'''

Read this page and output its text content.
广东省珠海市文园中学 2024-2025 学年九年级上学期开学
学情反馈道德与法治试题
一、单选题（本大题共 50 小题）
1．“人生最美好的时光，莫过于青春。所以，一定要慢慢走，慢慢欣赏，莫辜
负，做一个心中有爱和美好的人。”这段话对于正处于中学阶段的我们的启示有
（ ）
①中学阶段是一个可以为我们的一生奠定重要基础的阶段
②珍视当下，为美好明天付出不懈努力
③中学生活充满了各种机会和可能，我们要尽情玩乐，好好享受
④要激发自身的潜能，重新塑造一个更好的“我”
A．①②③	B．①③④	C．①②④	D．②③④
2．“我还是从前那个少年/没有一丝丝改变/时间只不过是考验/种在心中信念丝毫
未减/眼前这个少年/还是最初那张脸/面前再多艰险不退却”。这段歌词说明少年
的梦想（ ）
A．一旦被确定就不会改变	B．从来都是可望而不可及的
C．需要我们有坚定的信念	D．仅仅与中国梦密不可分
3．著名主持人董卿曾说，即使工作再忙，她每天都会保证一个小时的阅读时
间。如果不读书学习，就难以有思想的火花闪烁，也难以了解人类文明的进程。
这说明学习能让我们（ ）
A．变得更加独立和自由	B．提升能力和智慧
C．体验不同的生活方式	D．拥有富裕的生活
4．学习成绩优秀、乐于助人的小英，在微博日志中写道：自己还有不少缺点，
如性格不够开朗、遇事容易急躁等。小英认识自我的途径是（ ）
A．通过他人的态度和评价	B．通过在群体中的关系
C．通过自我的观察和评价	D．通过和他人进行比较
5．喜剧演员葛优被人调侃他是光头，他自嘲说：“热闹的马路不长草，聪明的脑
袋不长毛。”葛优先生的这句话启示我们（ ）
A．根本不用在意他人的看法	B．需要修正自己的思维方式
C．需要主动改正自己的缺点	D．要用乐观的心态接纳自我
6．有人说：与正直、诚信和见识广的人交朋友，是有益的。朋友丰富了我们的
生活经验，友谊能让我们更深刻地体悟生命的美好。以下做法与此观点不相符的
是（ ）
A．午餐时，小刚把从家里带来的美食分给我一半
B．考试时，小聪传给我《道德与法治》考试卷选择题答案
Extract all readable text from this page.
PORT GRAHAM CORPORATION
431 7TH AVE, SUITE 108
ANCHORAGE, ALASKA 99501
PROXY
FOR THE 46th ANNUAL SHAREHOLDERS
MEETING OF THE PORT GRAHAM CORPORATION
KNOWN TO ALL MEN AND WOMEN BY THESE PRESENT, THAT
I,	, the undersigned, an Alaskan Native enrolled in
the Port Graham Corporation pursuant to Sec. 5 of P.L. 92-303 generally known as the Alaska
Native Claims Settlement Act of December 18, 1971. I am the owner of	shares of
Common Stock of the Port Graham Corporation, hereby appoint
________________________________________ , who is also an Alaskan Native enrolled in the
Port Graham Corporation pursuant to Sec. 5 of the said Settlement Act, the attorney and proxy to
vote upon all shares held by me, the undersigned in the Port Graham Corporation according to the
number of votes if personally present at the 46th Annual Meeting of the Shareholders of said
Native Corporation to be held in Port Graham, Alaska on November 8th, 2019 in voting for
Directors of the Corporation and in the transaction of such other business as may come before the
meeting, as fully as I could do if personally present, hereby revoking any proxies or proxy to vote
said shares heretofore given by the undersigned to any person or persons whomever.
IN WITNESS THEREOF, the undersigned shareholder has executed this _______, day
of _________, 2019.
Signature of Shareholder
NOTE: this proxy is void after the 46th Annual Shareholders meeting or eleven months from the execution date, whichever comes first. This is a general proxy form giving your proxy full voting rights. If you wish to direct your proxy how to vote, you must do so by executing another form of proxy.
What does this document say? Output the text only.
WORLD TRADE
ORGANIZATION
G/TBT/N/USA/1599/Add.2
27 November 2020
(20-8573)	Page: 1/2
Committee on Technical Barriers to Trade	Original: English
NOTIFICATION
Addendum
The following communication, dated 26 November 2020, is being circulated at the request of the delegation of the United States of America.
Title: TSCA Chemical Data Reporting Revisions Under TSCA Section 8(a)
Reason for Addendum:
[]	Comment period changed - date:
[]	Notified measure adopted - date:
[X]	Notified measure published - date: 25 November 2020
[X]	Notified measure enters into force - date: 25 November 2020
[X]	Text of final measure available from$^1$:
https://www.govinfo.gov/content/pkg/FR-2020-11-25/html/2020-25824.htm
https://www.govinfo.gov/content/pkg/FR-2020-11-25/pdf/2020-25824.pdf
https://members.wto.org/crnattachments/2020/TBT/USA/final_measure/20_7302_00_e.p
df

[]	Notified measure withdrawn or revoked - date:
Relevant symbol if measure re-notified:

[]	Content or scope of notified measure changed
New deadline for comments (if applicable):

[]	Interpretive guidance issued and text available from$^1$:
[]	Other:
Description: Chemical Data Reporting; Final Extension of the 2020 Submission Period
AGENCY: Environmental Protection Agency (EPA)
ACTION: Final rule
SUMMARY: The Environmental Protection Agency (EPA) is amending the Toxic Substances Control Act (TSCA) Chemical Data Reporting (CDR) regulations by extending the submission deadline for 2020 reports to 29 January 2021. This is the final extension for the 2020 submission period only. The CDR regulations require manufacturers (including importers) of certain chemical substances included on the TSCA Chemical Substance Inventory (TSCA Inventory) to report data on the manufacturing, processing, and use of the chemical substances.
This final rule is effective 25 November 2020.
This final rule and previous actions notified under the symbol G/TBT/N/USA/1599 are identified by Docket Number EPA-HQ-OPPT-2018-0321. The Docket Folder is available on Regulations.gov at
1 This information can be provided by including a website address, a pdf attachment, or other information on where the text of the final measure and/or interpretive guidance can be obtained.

'''

**Work to complete:**
Which lines in the listing above hold the word "Alaskan"? Show each of them.

**Exercise response:**
I,	, the undersigned, an Alaskan Native enrolled in
________________________________________ , who is also an Alaskan Native enrolled in the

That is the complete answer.